--- Start of RECORD EXTRACTS ---

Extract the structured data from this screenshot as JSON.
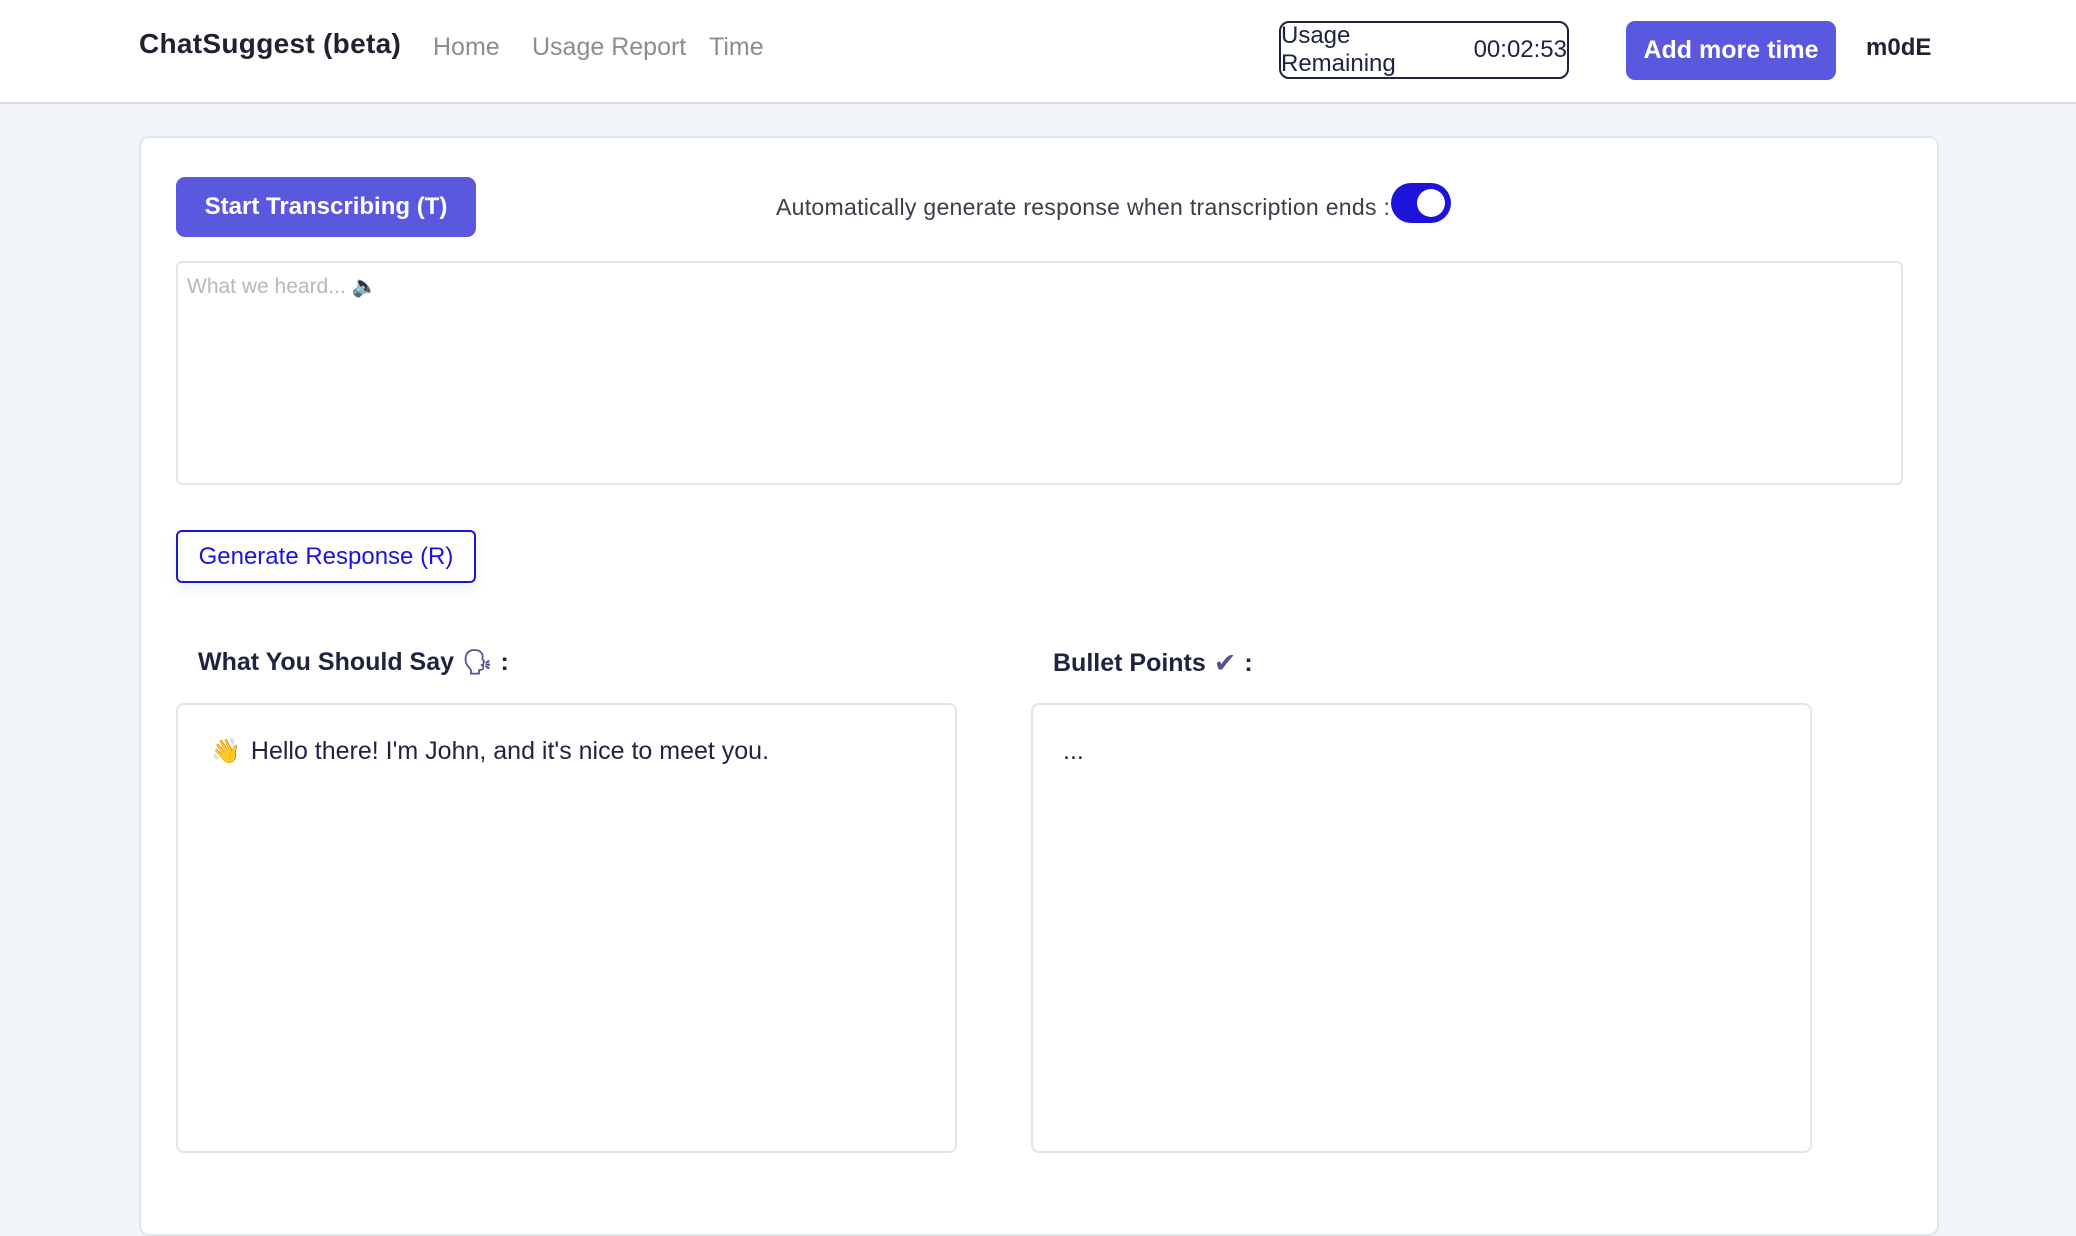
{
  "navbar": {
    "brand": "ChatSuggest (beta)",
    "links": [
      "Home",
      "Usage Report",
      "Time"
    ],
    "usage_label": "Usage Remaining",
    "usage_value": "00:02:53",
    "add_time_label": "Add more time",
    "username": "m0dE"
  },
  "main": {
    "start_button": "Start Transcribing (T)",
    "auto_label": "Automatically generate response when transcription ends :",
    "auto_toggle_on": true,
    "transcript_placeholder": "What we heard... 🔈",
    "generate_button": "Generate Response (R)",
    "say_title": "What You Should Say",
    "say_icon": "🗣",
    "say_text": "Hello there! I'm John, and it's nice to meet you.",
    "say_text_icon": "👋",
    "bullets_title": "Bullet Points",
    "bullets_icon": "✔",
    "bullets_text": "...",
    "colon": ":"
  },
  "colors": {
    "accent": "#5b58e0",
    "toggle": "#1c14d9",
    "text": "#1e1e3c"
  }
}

--- End of RECORD EXTRACTS ---
--- Start of RECORD EXTRACTS ---

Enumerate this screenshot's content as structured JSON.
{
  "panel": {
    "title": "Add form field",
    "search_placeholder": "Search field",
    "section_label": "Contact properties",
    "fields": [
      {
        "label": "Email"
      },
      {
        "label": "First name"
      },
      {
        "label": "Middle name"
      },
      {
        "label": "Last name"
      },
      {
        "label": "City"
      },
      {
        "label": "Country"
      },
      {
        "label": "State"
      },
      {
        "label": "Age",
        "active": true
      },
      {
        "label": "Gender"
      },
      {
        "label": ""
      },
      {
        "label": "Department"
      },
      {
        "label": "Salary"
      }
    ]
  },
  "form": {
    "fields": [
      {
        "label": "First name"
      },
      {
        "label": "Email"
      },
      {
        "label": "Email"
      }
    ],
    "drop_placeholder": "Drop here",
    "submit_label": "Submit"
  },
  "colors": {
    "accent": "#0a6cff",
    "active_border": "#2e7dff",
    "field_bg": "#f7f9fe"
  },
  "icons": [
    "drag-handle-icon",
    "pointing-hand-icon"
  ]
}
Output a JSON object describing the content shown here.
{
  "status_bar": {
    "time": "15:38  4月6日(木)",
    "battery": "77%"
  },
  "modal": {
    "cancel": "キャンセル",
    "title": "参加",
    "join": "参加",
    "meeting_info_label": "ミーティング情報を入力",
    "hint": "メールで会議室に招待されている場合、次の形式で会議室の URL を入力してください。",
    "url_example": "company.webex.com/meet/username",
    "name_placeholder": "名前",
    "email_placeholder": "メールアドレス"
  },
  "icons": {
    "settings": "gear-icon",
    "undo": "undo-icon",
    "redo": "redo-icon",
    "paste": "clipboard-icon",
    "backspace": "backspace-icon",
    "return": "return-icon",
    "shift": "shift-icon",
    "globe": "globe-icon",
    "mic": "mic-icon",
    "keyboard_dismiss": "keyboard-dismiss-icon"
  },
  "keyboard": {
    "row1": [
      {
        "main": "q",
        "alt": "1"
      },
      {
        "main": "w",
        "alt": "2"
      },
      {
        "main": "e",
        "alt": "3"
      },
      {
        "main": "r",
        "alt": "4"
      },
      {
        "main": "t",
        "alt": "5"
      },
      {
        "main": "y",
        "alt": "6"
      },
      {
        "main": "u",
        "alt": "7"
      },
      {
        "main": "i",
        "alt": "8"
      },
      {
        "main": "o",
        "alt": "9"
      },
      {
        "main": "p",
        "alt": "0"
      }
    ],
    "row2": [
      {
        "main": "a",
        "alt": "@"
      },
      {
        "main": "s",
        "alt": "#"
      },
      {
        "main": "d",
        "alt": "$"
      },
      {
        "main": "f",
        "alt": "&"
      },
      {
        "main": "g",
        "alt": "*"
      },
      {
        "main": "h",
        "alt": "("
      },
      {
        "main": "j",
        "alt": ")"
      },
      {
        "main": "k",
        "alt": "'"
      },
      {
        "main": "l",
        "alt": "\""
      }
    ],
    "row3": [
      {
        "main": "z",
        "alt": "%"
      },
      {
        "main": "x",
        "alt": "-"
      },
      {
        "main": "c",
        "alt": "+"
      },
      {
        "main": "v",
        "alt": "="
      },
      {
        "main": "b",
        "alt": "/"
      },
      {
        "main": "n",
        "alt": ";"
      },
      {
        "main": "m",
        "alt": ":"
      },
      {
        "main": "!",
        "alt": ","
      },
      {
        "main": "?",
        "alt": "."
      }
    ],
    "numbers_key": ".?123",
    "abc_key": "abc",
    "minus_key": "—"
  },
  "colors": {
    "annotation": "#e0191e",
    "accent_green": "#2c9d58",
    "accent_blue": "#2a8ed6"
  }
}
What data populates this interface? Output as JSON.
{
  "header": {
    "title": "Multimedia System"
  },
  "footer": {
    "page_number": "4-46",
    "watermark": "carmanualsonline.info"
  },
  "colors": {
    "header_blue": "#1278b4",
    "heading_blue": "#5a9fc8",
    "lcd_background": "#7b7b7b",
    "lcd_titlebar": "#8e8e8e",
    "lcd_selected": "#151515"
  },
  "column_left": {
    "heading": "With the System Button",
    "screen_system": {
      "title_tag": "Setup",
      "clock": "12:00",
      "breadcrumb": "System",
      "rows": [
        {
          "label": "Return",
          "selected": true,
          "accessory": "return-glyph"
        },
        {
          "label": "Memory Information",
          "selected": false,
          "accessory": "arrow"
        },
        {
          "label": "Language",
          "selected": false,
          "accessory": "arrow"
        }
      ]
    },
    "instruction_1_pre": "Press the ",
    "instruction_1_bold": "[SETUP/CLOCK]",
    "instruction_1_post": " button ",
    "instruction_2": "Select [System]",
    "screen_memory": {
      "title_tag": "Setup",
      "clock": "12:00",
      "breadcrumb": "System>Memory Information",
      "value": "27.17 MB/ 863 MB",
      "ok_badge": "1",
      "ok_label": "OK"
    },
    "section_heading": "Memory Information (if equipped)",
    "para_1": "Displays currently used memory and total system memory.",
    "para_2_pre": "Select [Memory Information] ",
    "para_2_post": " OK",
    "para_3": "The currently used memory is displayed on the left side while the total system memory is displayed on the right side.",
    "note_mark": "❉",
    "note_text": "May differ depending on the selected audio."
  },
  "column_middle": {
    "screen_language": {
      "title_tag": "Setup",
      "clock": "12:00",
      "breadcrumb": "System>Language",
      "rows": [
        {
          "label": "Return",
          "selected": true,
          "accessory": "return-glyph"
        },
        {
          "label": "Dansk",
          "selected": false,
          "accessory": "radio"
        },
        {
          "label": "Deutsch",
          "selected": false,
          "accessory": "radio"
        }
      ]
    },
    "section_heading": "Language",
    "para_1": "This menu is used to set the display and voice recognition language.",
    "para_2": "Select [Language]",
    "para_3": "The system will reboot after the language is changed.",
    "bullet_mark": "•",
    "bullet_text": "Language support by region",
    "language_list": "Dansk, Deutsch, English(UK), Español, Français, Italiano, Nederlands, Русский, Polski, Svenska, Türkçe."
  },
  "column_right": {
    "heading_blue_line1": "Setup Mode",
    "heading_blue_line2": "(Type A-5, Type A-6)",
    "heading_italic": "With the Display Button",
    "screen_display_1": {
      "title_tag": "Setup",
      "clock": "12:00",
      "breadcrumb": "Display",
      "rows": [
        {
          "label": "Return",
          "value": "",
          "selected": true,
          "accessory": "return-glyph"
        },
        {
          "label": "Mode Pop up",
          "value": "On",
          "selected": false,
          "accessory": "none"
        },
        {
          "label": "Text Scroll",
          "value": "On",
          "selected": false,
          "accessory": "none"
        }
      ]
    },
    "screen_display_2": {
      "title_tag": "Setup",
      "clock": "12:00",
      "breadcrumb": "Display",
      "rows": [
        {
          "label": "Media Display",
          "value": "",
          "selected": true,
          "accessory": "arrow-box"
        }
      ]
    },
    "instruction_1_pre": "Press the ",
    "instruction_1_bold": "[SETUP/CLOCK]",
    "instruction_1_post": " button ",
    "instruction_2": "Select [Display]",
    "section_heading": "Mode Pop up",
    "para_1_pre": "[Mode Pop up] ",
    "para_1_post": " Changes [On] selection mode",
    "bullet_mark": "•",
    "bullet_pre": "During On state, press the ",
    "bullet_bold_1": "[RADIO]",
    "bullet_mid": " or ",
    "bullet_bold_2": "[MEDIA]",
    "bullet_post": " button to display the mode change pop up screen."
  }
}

--- End of RECORD EXTRACTS ---
--- Start of RECORD EXTRACTS ---

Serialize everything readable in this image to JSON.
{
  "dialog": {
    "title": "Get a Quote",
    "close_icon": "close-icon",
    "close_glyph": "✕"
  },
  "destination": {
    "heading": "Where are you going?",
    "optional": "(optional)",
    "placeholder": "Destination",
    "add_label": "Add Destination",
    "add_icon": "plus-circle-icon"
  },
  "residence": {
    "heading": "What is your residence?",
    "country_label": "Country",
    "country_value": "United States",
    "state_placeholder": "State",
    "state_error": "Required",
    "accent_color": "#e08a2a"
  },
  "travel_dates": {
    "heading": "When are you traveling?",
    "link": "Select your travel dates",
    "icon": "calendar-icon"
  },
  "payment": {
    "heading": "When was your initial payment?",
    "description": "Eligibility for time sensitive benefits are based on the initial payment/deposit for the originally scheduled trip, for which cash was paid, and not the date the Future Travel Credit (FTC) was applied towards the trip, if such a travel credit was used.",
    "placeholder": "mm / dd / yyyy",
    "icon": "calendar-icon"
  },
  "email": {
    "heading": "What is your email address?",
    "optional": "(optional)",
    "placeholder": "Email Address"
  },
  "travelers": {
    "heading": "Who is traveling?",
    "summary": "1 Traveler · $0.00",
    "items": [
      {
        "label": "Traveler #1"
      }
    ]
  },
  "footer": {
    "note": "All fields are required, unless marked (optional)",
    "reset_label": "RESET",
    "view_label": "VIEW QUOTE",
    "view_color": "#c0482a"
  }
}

--- End of RECORD EXTRACTS ---

Look for the word "structured" and return every line where it occurs.

Extract the structured data from this screenshot as JSON.
Enumerate this screenshot's content as structured JSON.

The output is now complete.